_Selection_:
○ ○ ○

-
Notifications
You must be signed in to change notification settings - Fork 25k
Description
Apart from the deadlock issue mentioned in #26362, there could be two other reasons that causes join()
to occasionally throw timeout errors.
- There is a period of time that the sender has finished sending and the receiver has finished receiving, but the received message is still in the listenLoop() and hasn't been enqueued into the ThreadPool yet. It means that the following
sync
/join
code could exit before all communications finish.
pytorch/torch/csrc/distributed/rpc/process_group_agent.cpp
Lines 162 to 173 in 7e95439
void ProcessGroupAgent::sync() { | |
// Block until all processes wants to sync. This is necessary before acquiring | |
// the lock below, because other processes might not enter sync() until it | |
// gets some response from this RpcAgent. | |
pg_->barrier()->wait(); | |
// Wait until the all send works are done. | |
// NB: There might be additional send works inserted while waiting. | |
threadPool_.waitWorkComplete(); | |
// Use another barrier in case different RpcAgent handles different amounts of | |
// workloads. | |
pg_->barrier()->wait(); | |
} |
As a result, the SHUTDOWN
message could be sent before regular messages, leading to the timeout.

○ ○ ○

_Given data_:

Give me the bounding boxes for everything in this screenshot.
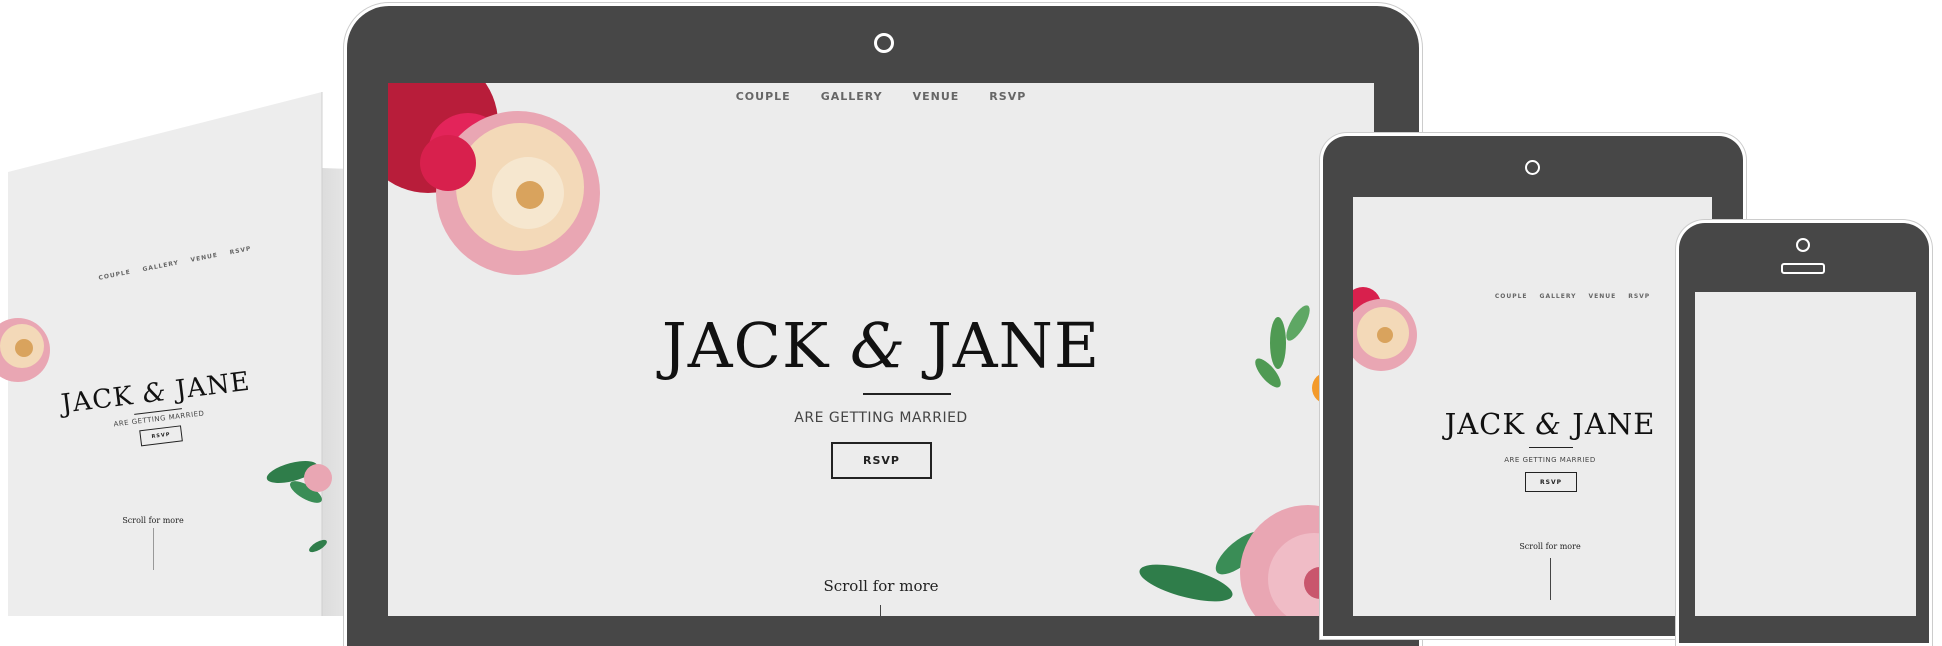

○ ○ ○

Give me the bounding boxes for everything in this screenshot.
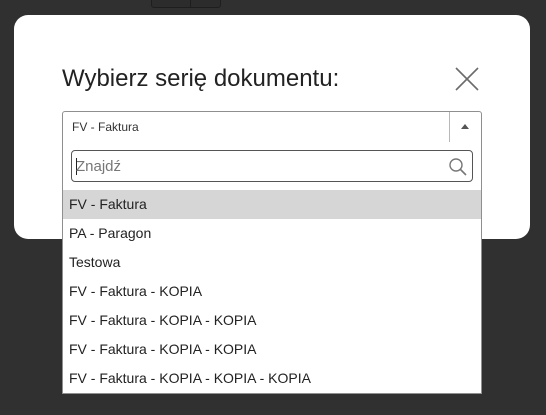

○ ○ ○

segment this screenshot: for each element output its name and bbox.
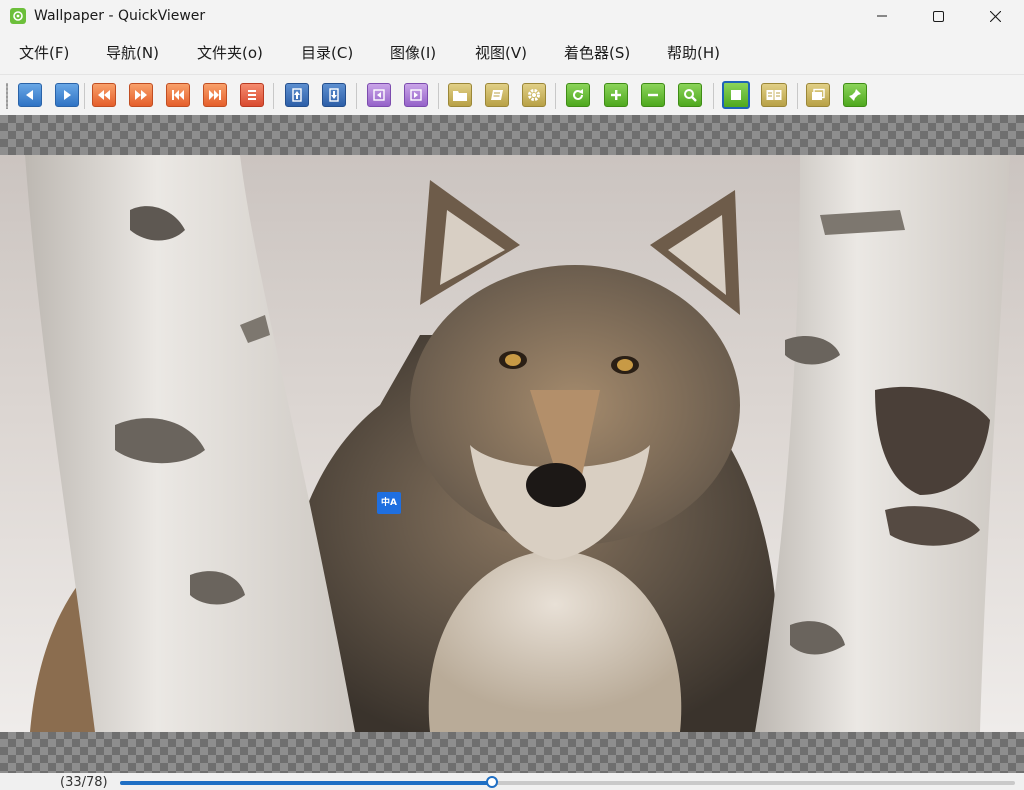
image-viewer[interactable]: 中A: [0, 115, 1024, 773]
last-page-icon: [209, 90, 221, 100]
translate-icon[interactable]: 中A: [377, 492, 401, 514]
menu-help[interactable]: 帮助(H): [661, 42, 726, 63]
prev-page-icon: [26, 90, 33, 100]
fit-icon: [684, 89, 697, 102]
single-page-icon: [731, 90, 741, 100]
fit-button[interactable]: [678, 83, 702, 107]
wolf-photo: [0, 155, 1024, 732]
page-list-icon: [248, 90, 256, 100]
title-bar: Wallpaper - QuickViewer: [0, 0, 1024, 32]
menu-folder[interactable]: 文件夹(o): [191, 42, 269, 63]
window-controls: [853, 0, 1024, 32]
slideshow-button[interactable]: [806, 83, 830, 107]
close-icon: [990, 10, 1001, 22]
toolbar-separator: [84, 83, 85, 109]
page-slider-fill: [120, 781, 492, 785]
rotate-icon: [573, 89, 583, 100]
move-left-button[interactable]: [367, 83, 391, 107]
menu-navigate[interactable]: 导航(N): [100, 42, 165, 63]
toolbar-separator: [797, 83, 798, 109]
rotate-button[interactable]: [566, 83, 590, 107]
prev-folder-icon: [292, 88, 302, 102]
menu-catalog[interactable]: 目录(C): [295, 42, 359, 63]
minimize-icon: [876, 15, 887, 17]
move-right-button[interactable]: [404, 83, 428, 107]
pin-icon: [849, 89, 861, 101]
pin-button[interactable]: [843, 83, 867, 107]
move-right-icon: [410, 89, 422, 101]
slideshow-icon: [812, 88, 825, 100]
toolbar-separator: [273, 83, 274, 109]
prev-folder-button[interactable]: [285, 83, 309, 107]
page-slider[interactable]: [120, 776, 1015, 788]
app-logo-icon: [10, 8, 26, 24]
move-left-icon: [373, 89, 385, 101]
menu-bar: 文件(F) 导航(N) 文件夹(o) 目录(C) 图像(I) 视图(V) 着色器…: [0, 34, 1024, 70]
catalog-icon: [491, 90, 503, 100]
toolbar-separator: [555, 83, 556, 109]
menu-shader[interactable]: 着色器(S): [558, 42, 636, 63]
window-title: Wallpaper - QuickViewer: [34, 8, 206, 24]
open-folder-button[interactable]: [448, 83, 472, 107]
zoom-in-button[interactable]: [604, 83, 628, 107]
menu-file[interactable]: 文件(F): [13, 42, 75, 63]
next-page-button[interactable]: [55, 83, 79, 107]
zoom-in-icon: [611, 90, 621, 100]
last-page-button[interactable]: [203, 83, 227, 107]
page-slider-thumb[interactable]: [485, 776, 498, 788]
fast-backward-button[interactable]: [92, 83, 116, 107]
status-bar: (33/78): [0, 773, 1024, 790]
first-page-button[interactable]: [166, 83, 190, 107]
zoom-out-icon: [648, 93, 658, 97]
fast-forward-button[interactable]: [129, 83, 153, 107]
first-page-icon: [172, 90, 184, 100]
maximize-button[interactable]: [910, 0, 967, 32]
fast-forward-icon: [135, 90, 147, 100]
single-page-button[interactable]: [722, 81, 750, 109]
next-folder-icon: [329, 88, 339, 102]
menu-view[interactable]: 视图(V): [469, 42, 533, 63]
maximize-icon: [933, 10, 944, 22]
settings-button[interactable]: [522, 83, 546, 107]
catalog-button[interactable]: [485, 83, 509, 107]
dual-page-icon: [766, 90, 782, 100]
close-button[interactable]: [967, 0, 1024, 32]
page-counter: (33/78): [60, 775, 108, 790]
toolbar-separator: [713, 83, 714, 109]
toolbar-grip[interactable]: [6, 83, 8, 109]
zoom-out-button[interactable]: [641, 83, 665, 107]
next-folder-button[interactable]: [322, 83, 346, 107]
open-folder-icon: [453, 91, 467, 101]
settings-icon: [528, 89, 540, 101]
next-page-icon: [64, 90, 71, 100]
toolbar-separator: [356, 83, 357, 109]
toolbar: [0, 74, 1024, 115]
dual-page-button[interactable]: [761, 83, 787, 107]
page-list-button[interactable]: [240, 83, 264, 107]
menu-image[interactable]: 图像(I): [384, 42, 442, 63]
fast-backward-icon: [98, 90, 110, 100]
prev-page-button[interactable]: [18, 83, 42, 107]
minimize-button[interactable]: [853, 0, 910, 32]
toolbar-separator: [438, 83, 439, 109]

○ ○ ○

_Written exercise 1_:
Set down the stretch of the issue description from "to occasionally throw" through "all communications finish.", reproducing it word for word.
_Written exercise 2_:
Summarize the issue description in two sentences.
_Written exercise 3_:
Extend the issue description on the join() timeout beyond its final sentence.

_Task output 1_:
to occasionally throw timeout errors.
- There is a period of time that the sender has finished sending and the receiver has finished receiving, but the received message is still in the listenLoop() and hasn't been enqueued into the ThreadPool yet. It means that the following
sync
/join
code could exit before all communications finish.

_Task output 2_:
Besides the deadlock noted in #26362, other causes can make join() occasionally throw timeout errors. One is that a message can be fully sent and received yet still sit in listenLoop() before being enqueued into the ThreadPool, so the sync/join code can exit before all communication finishes and the SHUTDOWN message can be sent before regular messages, which leads to the timeout.

_Task output 3_:
- Fix termination crash when having unresolved future #24074 and Add Python RRef as args and return value #25499 attempts to address the above problem by waiting for all futures to settle on each individual worker. However, this might not be sufficient. When we have many layers of nested rpc_async/remote calls, received messages could trigger more sends. It means even if one worker didn't see any send task in the thread pool and no unsettled futures at that time, it doesn't mean the messages it received later won't create new sends.
These might be one reason for the flakiness @rohan-varma saw earlier today in #26570.
Proposed Solution
How about using ProcessGroup::allreduce(MAX)
to globally check if there is any unfinished future on any worker, and use a while loop to ensure that SHUTDOWN
message is only sent after that? Something like:
while(true) {
auto t = torch::tensor({futures_.size()});
pg_->allreduce(t, ReduceOp::MAX)->wait();
if (t.storage().data<int64_t>()[0] == 0) {
break;
}
std::unique_lock<std::mutex> lock(futureMutex_);
futureCV_.wait(lock, [this] {
return futures_.empty();
});
lock.unlock();
}
However, future p2p RpcAgent
implementations does not have the luxury to use collective communication APIs. We might eventually need to build a more complex termination detection algorithm on top of RpcAgent
.
@xush6528 @satgera @aazzolini @rohan-varma @pietern Does this make sense?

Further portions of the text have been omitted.